Exercise directions: Every line of the data must be copied exactly.

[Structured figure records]
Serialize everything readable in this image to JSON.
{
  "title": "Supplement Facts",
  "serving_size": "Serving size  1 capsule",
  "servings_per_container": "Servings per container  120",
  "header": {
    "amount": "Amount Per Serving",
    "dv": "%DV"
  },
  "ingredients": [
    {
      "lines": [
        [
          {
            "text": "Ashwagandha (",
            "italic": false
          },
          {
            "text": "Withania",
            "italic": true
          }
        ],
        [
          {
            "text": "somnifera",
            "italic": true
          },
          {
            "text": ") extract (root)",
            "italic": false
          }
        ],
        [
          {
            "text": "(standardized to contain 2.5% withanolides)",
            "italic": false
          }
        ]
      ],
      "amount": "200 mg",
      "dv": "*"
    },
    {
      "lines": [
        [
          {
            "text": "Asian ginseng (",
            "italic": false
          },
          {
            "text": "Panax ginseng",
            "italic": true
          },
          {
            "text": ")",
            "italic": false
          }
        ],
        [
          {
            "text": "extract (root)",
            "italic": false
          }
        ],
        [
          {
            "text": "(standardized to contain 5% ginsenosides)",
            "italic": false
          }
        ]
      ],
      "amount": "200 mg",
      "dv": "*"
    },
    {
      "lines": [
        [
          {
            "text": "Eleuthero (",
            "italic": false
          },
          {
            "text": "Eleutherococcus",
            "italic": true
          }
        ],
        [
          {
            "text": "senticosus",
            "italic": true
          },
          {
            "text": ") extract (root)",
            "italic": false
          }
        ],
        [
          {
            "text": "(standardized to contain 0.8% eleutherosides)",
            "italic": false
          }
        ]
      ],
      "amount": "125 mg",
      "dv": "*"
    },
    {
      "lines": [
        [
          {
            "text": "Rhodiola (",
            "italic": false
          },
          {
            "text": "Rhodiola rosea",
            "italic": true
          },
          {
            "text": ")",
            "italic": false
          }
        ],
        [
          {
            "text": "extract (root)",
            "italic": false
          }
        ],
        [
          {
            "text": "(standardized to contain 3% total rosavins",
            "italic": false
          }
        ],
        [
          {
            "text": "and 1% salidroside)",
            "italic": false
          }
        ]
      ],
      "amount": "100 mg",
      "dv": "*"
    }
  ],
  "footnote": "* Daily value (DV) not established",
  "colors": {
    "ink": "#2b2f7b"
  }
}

Exercise solution:
Serialize everything readable in this image to JSON.
{
  "title": "Supplement Facts",
  "serving_size": "Serving size  1 capsule",
  "servings_per_container": "Servings per container  120",
  "header": {
    "amount": "Amount Per Serving",
    "dv": "%DV"
  },
  "ingredients": [
    {
      "lines": [
        [
          {
            "text": "Ashwagandha (",
            "italic": false
          },
          {
            "text": "Withania",
            "italic": true
          }
        ],
        [
          {
            "text": "somnifera",
            "italic": true
          },
          {
            "text": ") extract (root)",
            "italic": false
          }
        ],
        [
          {
            "text": "(standardized to contain 2.5% withanolides)",
            "italic": false
          }
        ]
      ],
      "amount": "200 mg",
      "dv": "*"
    },
    {
      "lines": [
        [
          {
            "text": "Asian ginseng (",
            "italic": false
          },
          {
            "text": "Panax ginseng",
            "italic": true
          },
          {
            "text": ")",
            "italic": false
          }
        ],
        [
          {
            "text": "extract (root)",
            "italic": false
          }
        ],
        [
          {
            "text": "(standardized to contain 5% ginsenosides)",
            "italic": false
          }
        ]
      ],
      "amount": "200 mg",
      "dv": "*"
    },
    {
      "lines": [
        [
          {
            "text": "Eleuthero (",
            "italic": false
          },
          {
            "text": "Eleutherococcus",
            "italic": true
          }
        ],
        [
          {
            "text": "senticosus",
            "italic": true
          },
          {
            "text": ") extract (root)",
            "italic": false
          }
        ],
        [
          {
            "text": "(standardized to contain 0.8% eleutherosides)",
            "italic": false
          }
        ]
      ],
      "amount": "125 mg",
      "dv": "*"
    },
    {
      "lines": [
        [
          {
            "text": "Rhodiola (",
            "italic": false
          },
          {
            "text": "Rhodiola rosea",
            "italic": true
          },
          {
            "text": ")",
            "italic": false
          }
        ],
        [
          {
            "text": "extract (root)",
            "italic": false
          }
        ],
        [
          {
            "text": "(standardized to contain 3% total rosavins",
            "italic": false
          }
        ],
        [
          {
            "text": "and 1% salidroside)",
            "italic": false
          }
        ]
      ],
      "amount": "100 mg",
      "dv": "*"
    }
  ],
  "footnote": "* Daily value (DV) not established",
  "colors": {
    "ink": "#2b2f7b"
  }
}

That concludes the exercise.